--- start Supplied records ---

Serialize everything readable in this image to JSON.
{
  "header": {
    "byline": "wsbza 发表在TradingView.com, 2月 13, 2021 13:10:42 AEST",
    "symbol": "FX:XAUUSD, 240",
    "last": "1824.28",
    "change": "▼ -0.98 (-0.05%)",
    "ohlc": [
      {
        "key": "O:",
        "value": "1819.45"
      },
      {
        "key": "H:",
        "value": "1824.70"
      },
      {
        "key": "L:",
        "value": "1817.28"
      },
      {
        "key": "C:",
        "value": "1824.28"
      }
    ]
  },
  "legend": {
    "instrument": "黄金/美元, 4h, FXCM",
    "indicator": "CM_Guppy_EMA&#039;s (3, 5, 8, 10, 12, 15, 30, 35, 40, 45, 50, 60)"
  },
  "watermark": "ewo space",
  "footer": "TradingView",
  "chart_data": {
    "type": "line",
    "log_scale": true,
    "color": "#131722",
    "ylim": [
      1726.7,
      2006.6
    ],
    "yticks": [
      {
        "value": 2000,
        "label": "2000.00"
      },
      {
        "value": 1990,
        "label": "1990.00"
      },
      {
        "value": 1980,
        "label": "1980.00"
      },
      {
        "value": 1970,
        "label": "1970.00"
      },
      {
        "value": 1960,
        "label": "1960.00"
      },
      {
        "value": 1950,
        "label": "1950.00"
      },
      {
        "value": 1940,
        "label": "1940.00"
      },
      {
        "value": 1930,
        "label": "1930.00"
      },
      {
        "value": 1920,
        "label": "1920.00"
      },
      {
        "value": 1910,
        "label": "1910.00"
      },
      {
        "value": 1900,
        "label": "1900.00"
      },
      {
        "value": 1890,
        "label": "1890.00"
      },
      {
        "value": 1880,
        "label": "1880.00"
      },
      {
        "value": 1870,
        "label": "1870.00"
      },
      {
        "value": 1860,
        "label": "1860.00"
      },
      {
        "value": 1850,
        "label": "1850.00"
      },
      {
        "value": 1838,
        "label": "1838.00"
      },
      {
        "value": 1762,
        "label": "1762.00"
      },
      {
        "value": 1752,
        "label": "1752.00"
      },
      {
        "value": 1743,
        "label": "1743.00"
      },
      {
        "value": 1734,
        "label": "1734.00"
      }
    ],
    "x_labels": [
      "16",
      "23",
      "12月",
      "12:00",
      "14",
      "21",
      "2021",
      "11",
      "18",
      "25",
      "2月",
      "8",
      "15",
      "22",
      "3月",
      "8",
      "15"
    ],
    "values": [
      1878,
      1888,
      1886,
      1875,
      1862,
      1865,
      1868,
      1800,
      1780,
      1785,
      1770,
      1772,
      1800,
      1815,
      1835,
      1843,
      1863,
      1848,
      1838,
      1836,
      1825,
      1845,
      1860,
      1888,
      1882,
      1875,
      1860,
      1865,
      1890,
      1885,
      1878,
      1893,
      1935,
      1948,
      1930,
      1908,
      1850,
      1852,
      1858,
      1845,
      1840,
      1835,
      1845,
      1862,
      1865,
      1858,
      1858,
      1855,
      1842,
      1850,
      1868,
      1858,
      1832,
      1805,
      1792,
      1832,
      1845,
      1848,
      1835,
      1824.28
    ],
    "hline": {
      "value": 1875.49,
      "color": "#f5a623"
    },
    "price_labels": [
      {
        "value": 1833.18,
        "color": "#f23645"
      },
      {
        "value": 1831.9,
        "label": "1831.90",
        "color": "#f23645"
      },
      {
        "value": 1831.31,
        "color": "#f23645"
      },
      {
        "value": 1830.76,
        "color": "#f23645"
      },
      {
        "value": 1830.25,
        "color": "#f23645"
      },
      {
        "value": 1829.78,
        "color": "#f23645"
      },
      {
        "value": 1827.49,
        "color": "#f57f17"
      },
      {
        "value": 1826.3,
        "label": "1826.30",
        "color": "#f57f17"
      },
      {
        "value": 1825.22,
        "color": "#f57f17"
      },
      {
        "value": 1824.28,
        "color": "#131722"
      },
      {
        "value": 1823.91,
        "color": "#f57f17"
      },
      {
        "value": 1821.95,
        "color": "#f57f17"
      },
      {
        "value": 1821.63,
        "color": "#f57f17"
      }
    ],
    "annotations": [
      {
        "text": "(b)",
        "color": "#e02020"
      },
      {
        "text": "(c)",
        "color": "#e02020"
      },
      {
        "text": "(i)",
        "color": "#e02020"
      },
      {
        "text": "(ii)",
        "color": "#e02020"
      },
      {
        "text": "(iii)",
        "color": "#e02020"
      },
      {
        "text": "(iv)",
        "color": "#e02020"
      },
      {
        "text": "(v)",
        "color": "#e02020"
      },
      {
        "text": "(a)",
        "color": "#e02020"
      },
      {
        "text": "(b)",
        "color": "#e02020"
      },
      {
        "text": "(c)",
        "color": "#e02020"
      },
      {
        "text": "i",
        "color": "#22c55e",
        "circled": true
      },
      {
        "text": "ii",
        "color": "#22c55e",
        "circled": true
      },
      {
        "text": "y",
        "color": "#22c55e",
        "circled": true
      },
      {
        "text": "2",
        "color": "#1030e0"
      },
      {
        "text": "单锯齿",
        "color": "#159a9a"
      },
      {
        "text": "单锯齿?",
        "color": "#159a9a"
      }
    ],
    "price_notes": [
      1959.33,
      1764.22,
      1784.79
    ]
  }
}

--- end Supplied records ---

Write each line above out exactly.

• Result for this task:
Serialize everything readable in this image to JSON.
{
  "header": {
    "byline": "wsbza 发表在TradingView.com, 2月 13, 2021 13:10:42 AEST",
    "symbol": "FX:XAUUSD, 240",
    "last": "1824.28",
    "change": "▼ -0.98 (-0.05%)",
    "ohlc": [
      {
        "key": "O:",
        "value": "1819.45"
      },
      {
        "key": "H:",
        "value": "1824.70"
      },
      {
        "key": "L:",
        "value": "1817.28"
      },
      {
        "key": "C:",
        "value": "1824.28"
      }
    ]
  },
  "legend": {
    "instrument": "黄金/美元, 4h, FXCM",
    "indicator": "CM_Guppy_EMA&#039;s (3, 5, 8, 10, 12, 15, 30, 35, 40, 45, 50, 60)"
  },
  "watermark": "ewo space",
  "footer": "TradingView",
  "chart_data": {
    "type": "line",
    "log_scale": true,
    "color": "#131722",
    "ylim": [
      1726.7,
      2006.6
    ],
    "yticks": [
      {
        "value": 2000,
        "label": "2000.00"
      },
      {
        "value": 1990,
        "label": "1990.00"
      },
      {
        "value": 1980,
        "label": "1980.00"
      },
      {
        "value": 1970,
        "label": "1970.00"
      },
      {
        "value": 1960,
        "label": "1960.00"
      },
      {
        "value": 1950,
        "label": "1950.00"
      },
      {
        "value": 1940,
        "label": "1940.00"
      },
      {
        "value": 1930,
        "label": "1930.00"
      },
      {
        "value": 1920,
        "label": "1920.00"
      },
      {
        "value": 1910,
        "label": "1910.00"
      },
      {
        "value": 1900,
        "label": "1900.00"
      },
      {
        "value": 1890,
        "label": "1890.00"
      },
      {
        "value": 1880,
        "label": "1880.00"
      },
      {
        "value": 1870,
        "label": "1870.00"
      },
      {
        "value": 1860,
        "label": "1860.00"
      },
      {
        "value": 1850,
        "label": "1850.00"
      },
      {
        "value": 1838,
        "label": "1838.00"
      },
      {
        "value": 1762,
        "label": "1762.00"
      },
      {
        "value": 1752,
        "label": "1752.00"
      },
      {
        "value": 1743,
        "label": "1743.00"
      },
      {
        "value": 1734,
        "label": "1734.00"
      }
    ],
    "x_labels": [
      "16",
      "23",
      "12月",
      "12:00",
      "14",
      "21",
      "2021",
      "11",
      "18",
      "25",
      "2月",
      "8",
      "15",
      "22",
      "3月",
      "8",
      "15"
    ],
    "values": [
      1878,
      1888,
      1886,
      1875,
      1862,
      1865,
      1868,
      1800,
      1780,
      1785,
      1770,
      1772,
      1800,
      1815,
      1835,
      1843,
      1863,
      1848,
      1838,
      1836,
      1825,
      1845,
      1860,
      1888,
      1882,
      1875,
      1860,
      1865,
      1890,
      1885,
      1878,
      1893,
      1935,
      1948,
      1930,
      1908,
      1850,
      1852,
      1858,
      1845,
      1840,
      1835,
      1845,
      1862,
      1865,
      1858,
      1858,
      1855,
      1842,
      1850,
      1868,
      1858,
      1832,
      1805,
      1792,
      1832,
      1845,
      1848,
      1835,
      1824.28
    ],
    "hline": {
      "value": 1875.49,
      "color": "#f5a623"
    },
    "price_labels": [
      {
        "value": 1833.18,
        "color": "#f23645"
      },
      {
        "value": 1831.9,
        "label": "1831.90",
        "color": "#f23645"
      },
      {
        "value": 1831.31,
        "color": "#f23645"
      },
      {
        "value": 1830.76,
        "color": "#f23645"
      },
      {
        "value": 1830.25,
        "color": "#f23645"
      },
      {
        "value": 1829.78,
        "color": "#f23645"
      },
      {
        "value": 1827.49,
        "color": "#f57f17"
      },
      {
        "value": 1826.3,
        "label": "1826.30",
        "color": "#f57f17"
      },
      {
        "value": 1825.22,
        "color": "#f57f17"
      },
      {
        "value": 1824.28,
        "color": "#131722"
      },
      {
        "value": 1823.91,
        "color": "#f57f17"
      },
      {
        "value": 1821.95,
        "color": "#f57f17"
      },
      {
        "value": 1821.63,
        "color": "#f57f17"
      }
    ],
    "annotations": [
      {
        "text": "(b)",
        "color": "#e02020"
      },
      {
        "text": "(c)",
        "color": "#e02020"
      },
      {
        "text": "(i)",
        "color": "#e02020"
      },
      {
        "text": "(ii)",
        "color": "#e02020"
      },
      {
        "text": "(iii)",
        "color": "#e02020"
      },
      {
        "text": "(iv)",
        "color": "#e02020"
      },
      {
        "text": "(v)",
        "color": "#e02020"
      },
      {
        "text": "(a)",
        "color": "#e02020"
      },
      {
        "text": "(b)",
        "color": "#e02020"
      },
      {
        "text": "(c)",
        "color": "#e02020"
      },
      {
        "text": "i",
        "color": "#22c55e",
        "circled": true
      },
      {
        "text": "ii",
        "color": "#22c55e",
        "circled": true
      },
      {
        "text": "y",
        "color": "#22c55e",
        "circled": true
      },
      {
        "text": "2",
        "color": "#1030e0"
      },
      {
        "text": "单锯齿",
        "color": "#159a9a"
      },
      {
        "text": "单锯齿?",
        "color": "#159a9a"
      }
    ],
    "price_notes": [
      1959.33,
      1764.22,
      1784.79
    ]
  }
}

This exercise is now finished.